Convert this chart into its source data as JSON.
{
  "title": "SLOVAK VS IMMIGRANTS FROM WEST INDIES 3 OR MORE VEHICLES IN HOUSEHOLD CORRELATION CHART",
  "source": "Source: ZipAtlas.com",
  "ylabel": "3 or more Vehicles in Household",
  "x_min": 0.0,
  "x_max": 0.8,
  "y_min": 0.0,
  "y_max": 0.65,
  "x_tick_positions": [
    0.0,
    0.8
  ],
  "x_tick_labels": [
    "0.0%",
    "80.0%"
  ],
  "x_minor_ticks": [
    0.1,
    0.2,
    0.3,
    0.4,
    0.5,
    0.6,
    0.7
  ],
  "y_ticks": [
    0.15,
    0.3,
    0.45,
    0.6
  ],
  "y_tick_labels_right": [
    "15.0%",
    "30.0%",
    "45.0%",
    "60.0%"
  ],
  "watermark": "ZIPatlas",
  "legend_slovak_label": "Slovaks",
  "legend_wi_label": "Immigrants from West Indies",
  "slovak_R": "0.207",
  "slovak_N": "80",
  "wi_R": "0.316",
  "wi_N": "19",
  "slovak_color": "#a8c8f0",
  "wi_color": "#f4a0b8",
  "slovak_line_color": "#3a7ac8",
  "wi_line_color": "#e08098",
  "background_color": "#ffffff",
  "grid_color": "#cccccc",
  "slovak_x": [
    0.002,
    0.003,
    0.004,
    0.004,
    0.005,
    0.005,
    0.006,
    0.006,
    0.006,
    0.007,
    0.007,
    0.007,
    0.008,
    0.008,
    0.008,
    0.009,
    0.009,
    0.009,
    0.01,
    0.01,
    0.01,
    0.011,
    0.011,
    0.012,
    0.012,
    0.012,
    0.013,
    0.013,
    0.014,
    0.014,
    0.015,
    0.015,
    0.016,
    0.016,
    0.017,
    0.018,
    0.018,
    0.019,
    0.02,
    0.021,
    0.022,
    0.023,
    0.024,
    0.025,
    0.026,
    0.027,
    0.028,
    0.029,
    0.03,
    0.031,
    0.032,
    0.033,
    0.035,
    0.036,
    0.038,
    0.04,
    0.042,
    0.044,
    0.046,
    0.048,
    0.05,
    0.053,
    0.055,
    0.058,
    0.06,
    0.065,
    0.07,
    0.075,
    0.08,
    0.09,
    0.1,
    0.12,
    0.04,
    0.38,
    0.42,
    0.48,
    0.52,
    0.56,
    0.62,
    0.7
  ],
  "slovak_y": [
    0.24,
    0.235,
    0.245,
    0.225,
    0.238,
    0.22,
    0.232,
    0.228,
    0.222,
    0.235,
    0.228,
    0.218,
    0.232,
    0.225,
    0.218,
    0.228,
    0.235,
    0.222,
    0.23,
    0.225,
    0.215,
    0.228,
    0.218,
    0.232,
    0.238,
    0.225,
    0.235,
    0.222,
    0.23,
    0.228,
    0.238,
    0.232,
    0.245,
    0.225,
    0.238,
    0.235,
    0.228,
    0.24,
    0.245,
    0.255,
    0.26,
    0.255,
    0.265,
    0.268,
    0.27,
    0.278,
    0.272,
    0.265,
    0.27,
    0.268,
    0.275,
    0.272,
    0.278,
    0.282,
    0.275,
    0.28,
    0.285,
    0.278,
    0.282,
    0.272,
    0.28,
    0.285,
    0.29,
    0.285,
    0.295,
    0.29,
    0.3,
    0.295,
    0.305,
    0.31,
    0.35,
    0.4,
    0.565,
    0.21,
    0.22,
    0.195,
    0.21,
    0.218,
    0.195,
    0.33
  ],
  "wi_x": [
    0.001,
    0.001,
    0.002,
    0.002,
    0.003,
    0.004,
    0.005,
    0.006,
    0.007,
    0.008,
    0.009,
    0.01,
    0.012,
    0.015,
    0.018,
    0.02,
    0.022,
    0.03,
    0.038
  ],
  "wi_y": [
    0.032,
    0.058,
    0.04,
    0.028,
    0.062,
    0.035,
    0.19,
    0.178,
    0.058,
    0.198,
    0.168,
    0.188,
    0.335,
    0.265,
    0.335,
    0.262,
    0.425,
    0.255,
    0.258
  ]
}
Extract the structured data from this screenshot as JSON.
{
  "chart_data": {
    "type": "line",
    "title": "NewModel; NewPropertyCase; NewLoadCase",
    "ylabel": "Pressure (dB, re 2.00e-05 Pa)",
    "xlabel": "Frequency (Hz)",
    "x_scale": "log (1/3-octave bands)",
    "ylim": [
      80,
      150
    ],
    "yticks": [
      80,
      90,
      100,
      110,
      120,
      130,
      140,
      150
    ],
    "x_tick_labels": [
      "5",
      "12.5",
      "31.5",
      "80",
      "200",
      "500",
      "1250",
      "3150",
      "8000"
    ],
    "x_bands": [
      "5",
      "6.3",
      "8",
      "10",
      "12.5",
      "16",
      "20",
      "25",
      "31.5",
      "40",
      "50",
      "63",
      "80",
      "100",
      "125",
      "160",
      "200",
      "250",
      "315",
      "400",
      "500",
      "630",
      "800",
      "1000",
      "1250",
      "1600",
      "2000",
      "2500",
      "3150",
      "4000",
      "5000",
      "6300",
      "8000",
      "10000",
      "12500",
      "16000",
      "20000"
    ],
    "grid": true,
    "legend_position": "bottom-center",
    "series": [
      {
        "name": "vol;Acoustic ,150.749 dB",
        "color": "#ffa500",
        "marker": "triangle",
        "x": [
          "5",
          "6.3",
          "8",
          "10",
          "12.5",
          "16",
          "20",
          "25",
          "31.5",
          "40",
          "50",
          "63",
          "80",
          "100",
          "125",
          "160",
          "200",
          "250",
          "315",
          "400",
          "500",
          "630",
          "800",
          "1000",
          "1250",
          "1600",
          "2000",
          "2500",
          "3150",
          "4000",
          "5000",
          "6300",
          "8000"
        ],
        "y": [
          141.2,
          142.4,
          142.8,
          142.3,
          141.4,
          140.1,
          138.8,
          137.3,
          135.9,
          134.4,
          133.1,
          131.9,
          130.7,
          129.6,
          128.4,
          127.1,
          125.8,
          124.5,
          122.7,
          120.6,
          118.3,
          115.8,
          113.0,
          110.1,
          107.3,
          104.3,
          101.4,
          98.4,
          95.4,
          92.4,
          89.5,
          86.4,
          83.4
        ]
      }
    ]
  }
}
* * *
**Description of the task:** Which lines in the data above contain "source"? Show each one.

**Solution to this exercise:**
Convert this chart into its source data as JSON.
  "source": "Source: ZipAtlas.com",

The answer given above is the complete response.